Turn the lines from the first one through the line with "watermark-text: 中文网 bbox=[559, 350, 599, 365]" into a Markdown table with the columns Row and Line text, numbering each row and skipping blank lines.

------------

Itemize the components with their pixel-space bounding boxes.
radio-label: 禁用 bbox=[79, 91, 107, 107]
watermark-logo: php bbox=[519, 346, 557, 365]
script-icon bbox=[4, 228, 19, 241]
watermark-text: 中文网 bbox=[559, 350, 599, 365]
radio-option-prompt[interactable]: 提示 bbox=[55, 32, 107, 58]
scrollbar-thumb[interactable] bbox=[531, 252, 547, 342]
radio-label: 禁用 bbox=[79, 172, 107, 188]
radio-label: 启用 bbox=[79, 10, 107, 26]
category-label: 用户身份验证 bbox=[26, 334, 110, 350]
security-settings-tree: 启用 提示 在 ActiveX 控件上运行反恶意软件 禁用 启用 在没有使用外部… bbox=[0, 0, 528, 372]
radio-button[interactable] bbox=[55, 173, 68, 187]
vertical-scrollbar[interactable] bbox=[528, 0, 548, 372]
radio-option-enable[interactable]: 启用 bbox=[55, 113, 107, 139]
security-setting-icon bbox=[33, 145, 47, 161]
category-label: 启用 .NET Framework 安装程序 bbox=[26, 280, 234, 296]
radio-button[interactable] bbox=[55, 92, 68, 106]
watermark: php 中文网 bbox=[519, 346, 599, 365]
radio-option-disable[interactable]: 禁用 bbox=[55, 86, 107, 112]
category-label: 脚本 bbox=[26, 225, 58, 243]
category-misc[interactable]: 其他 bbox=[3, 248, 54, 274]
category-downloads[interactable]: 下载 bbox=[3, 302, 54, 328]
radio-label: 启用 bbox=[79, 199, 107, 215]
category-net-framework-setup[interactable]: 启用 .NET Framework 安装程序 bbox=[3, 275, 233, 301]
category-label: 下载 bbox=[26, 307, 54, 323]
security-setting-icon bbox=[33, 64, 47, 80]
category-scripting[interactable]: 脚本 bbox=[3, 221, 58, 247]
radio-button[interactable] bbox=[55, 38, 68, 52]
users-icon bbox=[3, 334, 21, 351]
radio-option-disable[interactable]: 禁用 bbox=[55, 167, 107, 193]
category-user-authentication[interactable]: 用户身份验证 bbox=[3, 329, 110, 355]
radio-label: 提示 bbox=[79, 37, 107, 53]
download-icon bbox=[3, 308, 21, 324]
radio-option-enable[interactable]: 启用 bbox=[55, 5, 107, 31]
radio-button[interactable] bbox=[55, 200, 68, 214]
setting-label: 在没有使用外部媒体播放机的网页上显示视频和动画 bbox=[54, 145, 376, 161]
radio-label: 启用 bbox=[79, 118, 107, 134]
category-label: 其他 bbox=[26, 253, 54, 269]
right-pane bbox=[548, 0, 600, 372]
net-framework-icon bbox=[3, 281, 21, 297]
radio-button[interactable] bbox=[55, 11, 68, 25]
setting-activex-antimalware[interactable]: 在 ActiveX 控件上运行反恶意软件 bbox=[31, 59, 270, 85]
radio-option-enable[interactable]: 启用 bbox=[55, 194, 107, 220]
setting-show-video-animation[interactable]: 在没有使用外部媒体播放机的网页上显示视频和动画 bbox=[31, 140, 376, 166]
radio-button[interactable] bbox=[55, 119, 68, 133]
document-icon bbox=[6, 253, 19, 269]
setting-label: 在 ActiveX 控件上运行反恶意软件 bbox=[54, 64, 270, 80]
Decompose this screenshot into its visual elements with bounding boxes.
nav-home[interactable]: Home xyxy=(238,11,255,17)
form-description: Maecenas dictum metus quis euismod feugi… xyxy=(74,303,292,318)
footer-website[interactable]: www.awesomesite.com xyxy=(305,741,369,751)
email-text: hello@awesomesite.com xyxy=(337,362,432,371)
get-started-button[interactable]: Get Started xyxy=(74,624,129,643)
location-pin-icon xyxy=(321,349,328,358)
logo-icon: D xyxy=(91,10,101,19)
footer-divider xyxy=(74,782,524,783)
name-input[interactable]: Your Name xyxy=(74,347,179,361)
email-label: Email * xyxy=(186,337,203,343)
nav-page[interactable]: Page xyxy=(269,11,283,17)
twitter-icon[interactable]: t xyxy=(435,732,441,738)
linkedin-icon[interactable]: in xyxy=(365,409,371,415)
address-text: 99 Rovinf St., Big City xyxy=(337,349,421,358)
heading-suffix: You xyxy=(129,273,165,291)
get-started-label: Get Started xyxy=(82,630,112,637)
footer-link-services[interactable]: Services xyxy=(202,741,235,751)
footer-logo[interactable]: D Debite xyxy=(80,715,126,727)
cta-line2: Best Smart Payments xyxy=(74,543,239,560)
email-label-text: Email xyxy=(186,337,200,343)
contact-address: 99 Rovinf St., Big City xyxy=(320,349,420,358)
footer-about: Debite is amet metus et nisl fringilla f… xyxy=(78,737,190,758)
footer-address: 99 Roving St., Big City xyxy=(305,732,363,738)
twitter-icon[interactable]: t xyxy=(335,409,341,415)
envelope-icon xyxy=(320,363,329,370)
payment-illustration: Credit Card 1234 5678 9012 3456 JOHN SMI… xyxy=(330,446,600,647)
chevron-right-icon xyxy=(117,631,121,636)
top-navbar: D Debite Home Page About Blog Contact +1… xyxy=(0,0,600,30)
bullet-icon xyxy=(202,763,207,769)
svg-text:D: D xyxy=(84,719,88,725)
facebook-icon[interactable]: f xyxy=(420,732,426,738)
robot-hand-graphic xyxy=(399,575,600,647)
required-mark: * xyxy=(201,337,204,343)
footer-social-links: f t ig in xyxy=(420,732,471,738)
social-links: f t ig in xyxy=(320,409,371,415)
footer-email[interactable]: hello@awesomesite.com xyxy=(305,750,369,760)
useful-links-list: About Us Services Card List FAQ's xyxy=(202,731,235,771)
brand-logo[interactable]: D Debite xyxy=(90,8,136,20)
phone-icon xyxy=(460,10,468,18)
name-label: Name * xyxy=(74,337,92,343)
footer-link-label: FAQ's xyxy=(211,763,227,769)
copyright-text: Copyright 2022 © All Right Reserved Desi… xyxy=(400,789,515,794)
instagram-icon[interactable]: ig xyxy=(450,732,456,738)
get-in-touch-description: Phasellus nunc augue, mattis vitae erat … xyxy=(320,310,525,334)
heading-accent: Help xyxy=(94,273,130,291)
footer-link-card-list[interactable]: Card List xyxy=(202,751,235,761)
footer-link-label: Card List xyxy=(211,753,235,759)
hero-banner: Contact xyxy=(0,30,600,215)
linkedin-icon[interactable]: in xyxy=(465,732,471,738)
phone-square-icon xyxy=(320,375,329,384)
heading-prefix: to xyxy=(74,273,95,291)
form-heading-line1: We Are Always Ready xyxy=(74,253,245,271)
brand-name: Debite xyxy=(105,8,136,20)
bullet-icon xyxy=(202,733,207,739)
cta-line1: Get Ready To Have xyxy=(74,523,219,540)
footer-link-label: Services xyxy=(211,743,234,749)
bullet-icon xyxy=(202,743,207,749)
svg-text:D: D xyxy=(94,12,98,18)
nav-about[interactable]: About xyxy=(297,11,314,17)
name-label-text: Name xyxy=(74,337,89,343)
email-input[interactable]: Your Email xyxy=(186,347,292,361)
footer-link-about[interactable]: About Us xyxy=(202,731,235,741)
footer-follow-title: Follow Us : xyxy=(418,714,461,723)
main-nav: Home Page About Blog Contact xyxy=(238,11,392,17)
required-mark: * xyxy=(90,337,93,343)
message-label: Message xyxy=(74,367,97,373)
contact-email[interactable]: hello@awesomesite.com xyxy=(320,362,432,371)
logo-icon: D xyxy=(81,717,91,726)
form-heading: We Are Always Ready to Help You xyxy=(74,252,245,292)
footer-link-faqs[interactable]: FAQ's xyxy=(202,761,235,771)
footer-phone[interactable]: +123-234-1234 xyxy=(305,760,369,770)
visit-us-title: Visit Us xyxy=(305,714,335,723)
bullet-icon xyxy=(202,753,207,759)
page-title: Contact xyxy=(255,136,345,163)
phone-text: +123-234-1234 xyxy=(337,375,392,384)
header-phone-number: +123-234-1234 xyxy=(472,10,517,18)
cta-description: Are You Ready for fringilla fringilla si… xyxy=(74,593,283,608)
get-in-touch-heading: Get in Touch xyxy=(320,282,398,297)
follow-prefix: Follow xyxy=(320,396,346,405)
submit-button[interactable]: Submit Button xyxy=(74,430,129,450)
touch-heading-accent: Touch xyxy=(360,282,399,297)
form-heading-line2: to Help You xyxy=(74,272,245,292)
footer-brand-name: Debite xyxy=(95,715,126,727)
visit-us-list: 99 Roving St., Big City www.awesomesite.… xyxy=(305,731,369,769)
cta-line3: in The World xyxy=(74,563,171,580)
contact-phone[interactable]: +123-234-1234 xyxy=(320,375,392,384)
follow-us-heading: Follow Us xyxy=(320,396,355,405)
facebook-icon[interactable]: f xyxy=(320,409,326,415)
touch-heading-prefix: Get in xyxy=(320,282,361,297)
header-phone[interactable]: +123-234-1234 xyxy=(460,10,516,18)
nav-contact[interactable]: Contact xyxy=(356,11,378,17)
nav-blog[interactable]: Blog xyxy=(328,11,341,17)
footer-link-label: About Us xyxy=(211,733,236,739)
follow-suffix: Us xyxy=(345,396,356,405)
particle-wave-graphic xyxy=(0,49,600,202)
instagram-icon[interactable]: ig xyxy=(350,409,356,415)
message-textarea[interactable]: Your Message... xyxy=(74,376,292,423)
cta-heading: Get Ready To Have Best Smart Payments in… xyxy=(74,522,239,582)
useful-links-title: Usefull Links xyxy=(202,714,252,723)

------------

(CORRECT ANSWER):
| Row | Line text |
|---|---|
| 1 | Itemize the components with their pixel-space bounding boxes. |
| 2 | radio-label: 禁用 bbox=[79, 91, 107, 107] |
| 3 | watermark-logo: php bbox=[519, 346, 557, 365] |
| 4 | script-icon bbox=[4, 228, 19, 241] |
| 5 | watermark-text: 中文网 bbox=[559, 350, 599, 365] |